__REQUIREMENTS__.
Below are some records. How many of their lines contain the string "MINS"? Give the number only.
::: DATA IN THIS EXERCISE :::
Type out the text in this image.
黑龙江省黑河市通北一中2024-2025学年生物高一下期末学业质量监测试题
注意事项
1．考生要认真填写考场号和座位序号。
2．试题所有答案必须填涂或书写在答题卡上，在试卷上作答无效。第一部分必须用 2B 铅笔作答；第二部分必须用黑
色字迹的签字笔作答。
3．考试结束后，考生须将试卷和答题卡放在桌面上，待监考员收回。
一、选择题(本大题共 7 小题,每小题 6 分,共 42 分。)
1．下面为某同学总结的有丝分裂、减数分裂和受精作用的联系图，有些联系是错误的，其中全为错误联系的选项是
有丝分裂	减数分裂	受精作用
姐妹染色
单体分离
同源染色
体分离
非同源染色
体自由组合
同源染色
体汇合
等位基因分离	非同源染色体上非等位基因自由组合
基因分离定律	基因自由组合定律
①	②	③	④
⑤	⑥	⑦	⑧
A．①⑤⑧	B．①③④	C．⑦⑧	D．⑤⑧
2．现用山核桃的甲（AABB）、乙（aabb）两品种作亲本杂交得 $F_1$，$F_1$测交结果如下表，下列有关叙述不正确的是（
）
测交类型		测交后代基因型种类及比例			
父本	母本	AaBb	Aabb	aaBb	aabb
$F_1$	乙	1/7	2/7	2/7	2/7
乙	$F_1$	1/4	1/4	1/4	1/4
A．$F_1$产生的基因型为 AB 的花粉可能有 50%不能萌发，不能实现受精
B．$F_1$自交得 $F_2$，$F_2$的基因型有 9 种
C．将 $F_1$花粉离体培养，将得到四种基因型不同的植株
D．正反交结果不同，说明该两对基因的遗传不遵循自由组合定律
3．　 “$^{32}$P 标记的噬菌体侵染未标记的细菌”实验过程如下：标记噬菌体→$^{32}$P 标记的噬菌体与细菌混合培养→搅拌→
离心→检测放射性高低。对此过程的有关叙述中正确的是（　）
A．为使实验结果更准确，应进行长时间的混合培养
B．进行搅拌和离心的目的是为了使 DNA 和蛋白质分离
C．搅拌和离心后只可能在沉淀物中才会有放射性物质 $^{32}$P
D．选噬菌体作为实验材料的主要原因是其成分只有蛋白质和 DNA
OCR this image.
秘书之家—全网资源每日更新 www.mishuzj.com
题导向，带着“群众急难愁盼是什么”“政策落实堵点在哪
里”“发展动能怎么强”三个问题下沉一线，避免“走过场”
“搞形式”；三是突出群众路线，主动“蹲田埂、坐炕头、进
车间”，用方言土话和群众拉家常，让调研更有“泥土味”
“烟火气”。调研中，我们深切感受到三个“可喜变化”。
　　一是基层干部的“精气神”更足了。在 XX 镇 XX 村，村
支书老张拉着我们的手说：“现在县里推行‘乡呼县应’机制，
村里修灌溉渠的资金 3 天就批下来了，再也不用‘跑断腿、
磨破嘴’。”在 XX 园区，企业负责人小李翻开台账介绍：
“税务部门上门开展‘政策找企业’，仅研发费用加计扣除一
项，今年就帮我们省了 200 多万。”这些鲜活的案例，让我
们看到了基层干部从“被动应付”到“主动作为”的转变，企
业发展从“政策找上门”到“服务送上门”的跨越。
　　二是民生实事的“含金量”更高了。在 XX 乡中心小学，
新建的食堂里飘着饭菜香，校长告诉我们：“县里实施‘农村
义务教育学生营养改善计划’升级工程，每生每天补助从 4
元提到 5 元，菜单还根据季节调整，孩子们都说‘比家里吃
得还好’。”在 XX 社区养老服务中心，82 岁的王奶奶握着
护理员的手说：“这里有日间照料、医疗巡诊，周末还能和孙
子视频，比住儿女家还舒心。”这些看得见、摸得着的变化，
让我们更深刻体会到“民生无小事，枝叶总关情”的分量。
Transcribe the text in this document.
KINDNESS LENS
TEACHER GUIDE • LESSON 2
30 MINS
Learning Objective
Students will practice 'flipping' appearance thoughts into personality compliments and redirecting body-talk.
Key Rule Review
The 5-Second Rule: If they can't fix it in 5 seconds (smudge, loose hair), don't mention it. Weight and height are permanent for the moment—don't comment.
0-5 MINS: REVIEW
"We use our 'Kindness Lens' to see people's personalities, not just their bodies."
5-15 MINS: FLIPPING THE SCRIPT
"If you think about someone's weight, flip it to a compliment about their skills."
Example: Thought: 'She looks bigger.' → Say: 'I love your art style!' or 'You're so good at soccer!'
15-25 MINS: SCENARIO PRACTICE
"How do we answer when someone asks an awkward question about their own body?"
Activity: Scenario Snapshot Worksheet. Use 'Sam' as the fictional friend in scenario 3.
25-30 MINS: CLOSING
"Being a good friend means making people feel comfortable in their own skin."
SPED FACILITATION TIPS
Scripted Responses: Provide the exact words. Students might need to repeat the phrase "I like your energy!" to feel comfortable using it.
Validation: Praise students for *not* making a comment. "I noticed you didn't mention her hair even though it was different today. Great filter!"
:::
__EXERCISE RESPONSE__.
5